■ BRIEF A ■
Reproduce the listing word for word, from its first line through the line holding "The metal powder 2 is at (160, 732).", both included.

■ QUOTED TEXT ■
Re: Detecting the "type" of a DOM object

Le 21/06/2012 16:30, Boris Zbarsky a écrit :
> On 6/21/12 4:15 AM, David Bruant wrote:
>> Le 21/06/2012 07:30, Boris Zbarsky a écrit :
>>> Alternately, we could try to make instanceof actually work 
>>> cross-global?
>> +1, but eternal web worry: won't it break the web?
>
> It works cross-global for DOM objects in Gecko right now.
Really? After check, yes indeed. That's excellent. I thought it wasn't 
the case. I think what you said in your original message is what misled 
me into thinking that:
"There's a common problem where someone has an object and they would 
like to tell whether it's a Node (or an Array or a Date or whatever).  
Right now, the way to do that is to use instanceof.... but with a huge 
caveat: you have to pull the Node or Array or whatnot off the right 
global object."
Apparently, this sentence was inaccurate for Node objects.

So in Firefox, instanceof can be used with browser API (DOM + 
localStorage + XHR + whatev's is built-in to the browser) objects to 
know what "type" is an object and for Array and Date and other 
ECMAScript objects, checking the [[Class]] property can reliably be used 
across globals.

■ BRIEF B ■
Carry the message on detecting the "type" of a DOM object forward from its final sentence.

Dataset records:
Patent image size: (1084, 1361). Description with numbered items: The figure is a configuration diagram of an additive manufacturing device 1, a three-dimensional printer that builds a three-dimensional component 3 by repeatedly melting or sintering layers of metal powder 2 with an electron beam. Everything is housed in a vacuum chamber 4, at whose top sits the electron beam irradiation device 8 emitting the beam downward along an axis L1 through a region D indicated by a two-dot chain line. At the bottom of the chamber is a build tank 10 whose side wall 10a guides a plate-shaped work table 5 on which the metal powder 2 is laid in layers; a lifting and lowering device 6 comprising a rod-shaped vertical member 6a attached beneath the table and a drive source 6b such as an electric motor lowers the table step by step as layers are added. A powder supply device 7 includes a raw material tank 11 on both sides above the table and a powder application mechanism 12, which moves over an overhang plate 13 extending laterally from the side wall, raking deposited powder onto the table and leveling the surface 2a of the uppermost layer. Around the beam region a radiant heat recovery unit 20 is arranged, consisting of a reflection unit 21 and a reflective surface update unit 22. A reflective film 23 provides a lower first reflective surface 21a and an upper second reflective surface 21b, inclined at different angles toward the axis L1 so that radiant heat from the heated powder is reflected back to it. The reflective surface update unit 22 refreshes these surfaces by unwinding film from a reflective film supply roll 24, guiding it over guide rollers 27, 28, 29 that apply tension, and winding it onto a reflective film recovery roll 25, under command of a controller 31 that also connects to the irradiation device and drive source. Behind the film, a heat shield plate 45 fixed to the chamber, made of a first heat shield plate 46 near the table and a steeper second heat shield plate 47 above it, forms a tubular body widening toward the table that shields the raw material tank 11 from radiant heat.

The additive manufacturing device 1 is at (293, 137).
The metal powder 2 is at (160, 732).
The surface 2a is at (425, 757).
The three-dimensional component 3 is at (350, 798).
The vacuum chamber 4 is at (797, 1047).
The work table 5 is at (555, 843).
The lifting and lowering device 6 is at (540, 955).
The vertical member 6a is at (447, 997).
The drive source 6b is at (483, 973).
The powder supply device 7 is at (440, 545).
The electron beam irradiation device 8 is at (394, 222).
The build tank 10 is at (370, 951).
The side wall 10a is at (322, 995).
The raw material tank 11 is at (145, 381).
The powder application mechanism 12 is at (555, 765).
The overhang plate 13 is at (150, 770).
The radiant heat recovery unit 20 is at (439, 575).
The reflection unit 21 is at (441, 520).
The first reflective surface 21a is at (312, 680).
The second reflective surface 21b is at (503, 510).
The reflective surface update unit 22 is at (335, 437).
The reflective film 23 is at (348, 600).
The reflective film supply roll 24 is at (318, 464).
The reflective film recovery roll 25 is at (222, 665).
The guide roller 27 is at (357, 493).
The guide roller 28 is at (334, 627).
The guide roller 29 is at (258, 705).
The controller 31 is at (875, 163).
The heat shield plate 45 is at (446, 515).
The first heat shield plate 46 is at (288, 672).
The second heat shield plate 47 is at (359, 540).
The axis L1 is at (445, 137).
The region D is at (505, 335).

■ TASK RESPONSE A ■
Patent image size: (1084, 1361). Description with numbered items: The figure is a configuration diagram of an additive manufacturing device 1, a three-dimensional printer that builds a three-dimensional component 3 by repeatedly melting or sintering layers of metal powder 2 with an electron beam. Everything is housed in a vacuum chamber 4, at whose top sits the electron beam irradiation device 8 emitting the beam downward along an axis L1 through a region D indicated by a two-dot chain line. At the bottom of the chamber is a build tank 10 whose side wall 10a guides a plate-shaped work table 5 on which the metal powder 2 is laid in layers; a lifting and lowering device 6 comprising a rod-shaped vertical member 6a attached beneath the table and a drive source 6b such as an electric motor lowers the table step by step as layers are added. A powder supply device 7 includes a raw material tank 11 on both sides above the table and a powder application mechanism 12, which moves over an overhang plate 13 extending laterally from the side wall, raking deposited powder onto the table and leveling the surface 2a of the uppermost layer. Around the beam region a radiant heat recovery unit 20 is arranged, consisting of a reflection unit 21 and a reflective surface update unit 22. A reflective film 23 provides a lower first reflective surface 21a and an upper second reflective surface 21b, inclined at different angles toward the axis L1 so that radiant heat from the heated powder is reflected back to it. The reflective surface update unit 22 refreshes these surfaces by unwinding film from a reflective film supply roll 24, guiding it over guide rollers 27, 28, 29 that apply tension, and winding it onto a reflective film recovery roll 25, under command of a controller 31 that also connects to the irradiation device and drive source. Behind the film, a heat shield plate 45 fixed to the chamber, made of a first heat shield plate 46 near the table and a steeper second heat shield plate 47 above it, forms a tubular body widening toward the table that shields the raw material tank 11 from radiant heat.

The additive manufacturing device 1 is at (293, 137).
The metal powder 2 is at (160, 732).

■ TASK RESPONSE B ■
So it seems that the way Firefox model objects it's possible to detect 
the type of any object, WebIDL or ECMAScript-based across globals, no?

> We're actually deliberately breaking that in the WebIDL bindings at 
> the moment, so the actual web compat breakage for us is in the other 
> direction: as we move to WebIDL with its stricter instanceof sites 
> might break.
Of course. Then +1000 for changing how instanceof is defined in WebIDL 
to adopt Gecko behavior!


>> I assume that by making instanceof work globally you mean breaking its
>> definition based on prototype object identity?
>
> Yes.  In Spidermonkey there is a hook that can be attached to a given 
> [[Class]] that will get called if the object is the RHS of instanceof 
> and can do whatever it wants.  In the case of current DOM objects it 
> just checks whether the object implements the given interface, for 
> example.
Interesting. I don't know whether this can be implemented with proxies 
(for which one use case is to be able to implement the browser APIs in 
pure JS). I'll think about it.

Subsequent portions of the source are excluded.